PROBLEM DETAILS: Show each line of the records below where the word "enfeksiyonlarının" occurs.

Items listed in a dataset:

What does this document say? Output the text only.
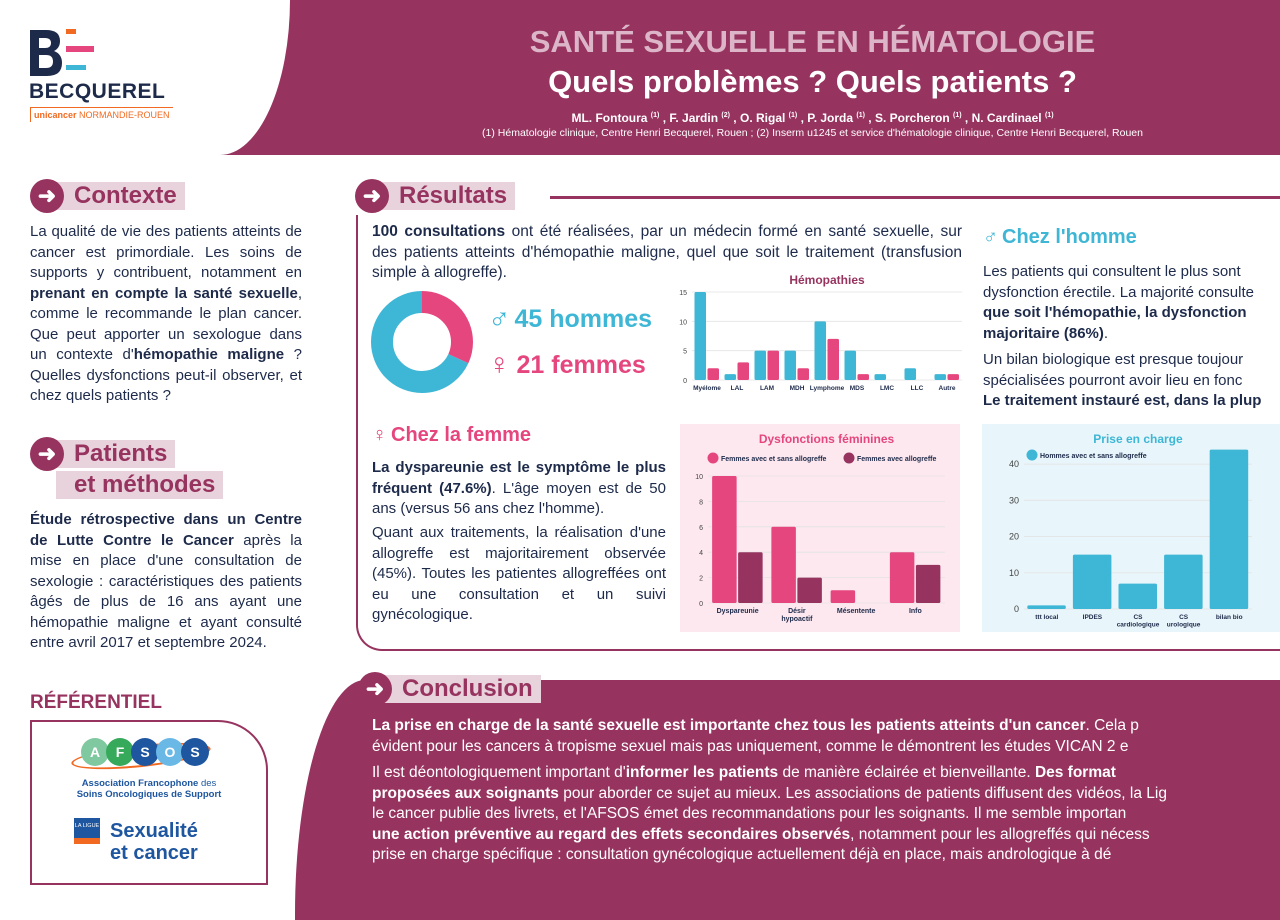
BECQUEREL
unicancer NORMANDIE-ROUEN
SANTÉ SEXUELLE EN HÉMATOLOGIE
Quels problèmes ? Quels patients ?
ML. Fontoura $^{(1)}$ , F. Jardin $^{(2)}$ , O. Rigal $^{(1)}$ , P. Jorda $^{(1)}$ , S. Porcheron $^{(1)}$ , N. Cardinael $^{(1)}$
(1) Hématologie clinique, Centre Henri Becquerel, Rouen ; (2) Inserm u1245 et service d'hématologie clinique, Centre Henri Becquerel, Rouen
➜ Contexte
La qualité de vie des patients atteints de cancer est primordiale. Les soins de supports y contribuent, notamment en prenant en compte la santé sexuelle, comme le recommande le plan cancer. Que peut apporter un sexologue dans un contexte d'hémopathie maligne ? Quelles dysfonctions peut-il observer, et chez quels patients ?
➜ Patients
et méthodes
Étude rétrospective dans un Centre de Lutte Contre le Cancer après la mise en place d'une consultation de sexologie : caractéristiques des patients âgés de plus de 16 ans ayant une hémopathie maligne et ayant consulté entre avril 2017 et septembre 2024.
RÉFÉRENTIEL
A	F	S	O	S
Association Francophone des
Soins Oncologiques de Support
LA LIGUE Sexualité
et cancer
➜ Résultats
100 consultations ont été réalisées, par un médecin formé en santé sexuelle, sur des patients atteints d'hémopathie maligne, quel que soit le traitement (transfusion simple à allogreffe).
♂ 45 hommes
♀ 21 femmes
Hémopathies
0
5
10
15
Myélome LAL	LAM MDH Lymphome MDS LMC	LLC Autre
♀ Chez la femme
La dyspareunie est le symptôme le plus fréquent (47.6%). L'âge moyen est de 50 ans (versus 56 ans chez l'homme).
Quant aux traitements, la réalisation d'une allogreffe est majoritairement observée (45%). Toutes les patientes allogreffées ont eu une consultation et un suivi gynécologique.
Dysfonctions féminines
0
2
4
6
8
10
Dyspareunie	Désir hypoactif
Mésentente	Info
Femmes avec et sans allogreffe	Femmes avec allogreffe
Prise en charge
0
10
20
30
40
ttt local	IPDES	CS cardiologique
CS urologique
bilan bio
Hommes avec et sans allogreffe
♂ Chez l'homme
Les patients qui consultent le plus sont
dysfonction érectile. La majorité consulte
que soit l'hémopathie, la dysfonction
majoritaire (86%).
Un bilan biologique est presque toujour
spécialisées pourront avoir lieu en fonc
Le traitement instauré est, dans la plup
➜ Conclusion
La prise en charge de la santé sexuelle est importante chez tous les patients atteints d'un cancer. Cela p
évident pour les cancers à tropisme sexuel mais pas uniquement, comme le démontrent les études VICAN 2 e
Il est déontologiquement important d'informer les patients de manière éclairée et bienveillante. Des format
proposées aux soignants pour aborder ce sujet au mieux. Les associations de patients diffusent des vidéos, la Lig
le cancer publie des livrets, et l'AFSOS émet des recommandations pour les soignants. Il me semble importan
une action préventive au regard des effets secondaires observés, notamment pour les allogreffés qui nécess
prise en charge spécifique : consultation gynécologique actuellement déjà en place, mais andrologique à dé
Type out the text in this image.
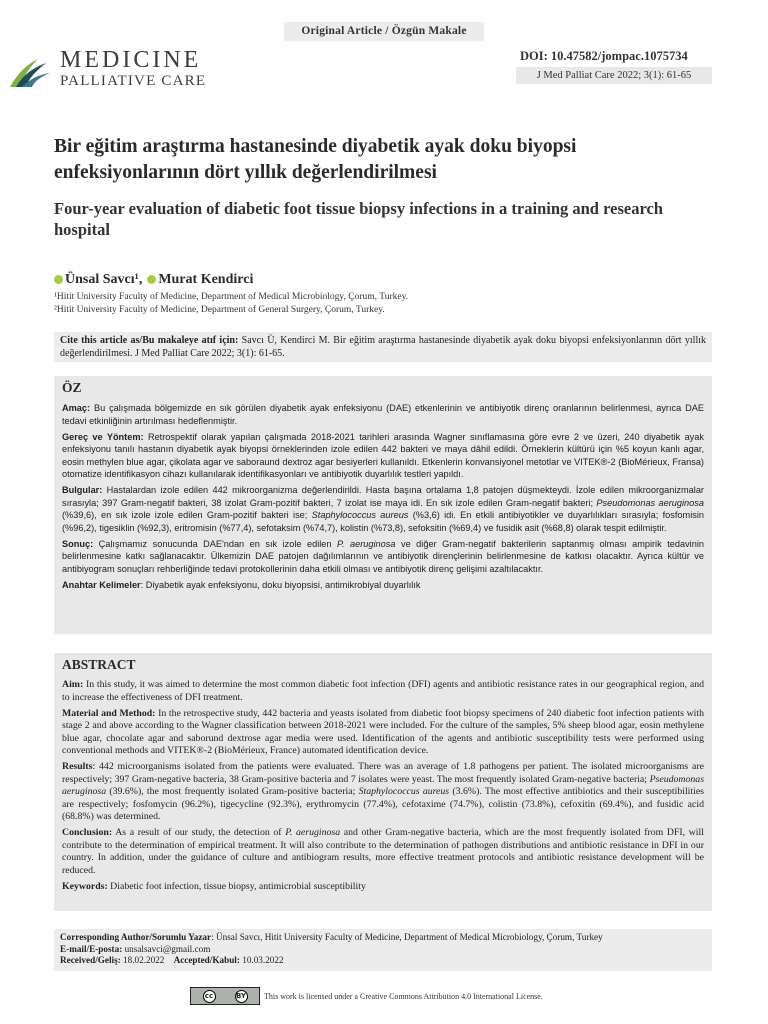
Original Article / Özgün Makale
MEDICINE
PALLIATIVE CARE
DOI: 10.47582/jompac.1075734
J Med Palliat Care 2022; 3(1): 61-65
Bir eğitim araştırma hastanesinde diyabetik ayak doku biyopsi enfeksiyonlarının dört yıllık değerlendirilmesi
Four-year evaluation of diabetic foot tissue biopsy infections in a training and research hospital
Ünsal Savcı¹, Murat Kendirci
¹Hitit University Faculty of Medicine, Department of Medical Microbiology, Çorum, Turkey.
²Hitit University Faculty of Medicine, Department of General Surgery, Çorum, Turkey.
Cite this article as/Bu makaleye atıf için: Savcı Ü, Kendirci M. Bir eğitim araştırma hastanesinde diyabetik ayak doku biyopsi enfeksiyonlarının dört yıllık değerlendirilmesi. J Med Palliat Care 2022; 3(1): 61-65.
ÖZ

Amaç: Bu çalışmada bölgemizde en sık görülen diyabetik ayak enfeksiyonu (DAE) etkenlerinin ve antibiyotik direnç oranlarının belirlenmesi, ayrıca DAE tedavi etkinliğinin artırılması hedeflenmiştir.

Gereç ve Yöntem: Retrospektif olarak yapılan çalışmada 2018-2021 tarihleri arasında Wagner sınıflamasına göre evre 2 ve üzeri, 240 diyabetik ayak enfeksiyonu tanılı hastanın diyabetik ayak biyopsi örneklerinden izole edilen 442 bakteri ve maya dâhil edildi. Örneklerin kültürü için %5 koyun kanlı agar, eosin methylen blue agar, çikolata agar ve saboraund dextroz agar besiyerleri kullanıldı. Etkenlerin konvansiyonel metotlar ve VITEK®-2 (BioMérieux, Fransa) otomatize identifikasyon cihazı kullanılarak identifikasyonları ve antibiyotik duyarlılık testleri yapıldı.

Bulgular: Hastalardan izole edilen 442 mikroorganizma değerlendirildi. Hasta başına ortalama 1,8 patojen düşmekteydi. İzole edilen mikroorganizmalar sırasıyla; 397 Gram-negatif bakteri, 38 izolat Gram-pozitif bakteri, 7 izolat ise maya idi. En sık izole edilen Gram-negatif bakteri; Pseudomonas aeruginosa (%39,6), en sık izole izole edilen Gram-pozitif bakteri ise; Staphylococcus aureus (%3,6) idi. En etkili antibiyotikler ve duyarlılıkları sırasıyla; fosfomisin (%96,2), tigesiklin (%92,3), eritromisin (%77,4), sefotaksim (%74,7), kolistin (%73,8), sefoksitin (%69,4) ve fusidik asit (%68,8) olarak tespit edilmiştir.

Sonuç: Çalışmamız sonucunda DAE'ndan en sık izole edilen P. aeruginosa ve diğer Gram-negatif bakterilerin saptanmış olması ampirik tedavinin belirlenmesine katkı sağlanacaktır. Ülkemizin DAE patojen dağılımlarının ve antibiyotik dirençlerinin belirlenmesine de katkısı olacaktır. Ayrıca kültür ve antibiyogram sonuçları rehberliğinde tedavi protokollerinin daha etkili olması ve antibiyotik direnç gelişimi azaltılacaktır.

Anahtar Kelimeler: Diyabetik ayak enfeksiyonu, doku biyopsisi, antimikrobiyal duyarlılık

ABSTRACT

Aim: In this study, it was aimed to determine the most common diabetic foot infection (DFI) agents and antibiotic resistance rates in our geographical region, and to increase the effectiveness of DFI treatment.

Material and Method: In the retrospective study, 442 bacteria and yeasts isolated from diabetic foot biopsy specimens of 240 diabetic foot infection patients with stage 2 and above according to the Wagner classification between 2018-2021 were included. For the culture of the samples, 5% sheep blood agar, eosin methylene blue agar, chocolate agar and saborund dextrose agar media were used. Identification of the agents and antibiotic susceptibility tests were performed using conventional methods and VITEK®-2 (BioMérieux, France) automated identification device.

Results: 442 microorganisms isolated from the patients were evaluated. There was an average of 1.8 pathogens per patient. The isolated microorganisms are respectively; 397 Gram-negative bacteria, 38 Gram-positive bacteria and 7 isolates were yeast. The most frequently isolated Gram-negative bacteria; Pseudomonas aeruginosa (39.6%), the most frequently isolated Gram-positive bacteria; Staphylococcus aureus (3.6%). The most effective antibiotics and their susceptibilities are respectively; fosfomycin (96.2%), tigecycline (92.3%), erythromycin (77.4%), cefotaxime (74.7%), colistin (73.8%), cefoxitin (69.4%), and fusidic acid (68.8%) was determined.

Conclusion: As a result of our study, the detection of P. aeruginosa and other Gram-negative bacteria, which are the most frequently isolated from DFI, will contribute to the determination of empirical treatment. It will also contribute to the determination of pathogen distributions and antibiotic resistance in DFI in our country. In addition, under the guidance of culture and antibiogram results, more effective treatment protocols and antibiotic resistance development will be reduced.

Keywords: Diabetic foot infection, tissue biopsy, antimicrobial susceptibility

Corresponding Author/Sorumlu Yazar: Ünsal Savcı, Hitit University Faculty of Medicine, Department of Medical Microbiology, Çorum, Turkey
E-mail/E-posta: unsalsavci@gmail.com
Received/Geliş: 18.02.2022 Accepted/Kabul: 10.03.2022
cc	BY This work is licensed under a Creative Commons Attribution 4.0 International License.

RESULT FOR THIS TASK:
Bir eğitim araştırma hastanesinde diyabetik ayak doku biyopsi enfeksiyonlarının dört yıllık değerlendirilmesi
Cite this article as/Bu makaleye atıf için: Savcı Ü, Kendirci M. Bir eğitim araştırma hastanesinde diyabetik ayak doku biyopsi enfeksiyonlarının dört yıllık değerlendirilmesi. J Med Palliat Care 2022; 3(1): 61-65.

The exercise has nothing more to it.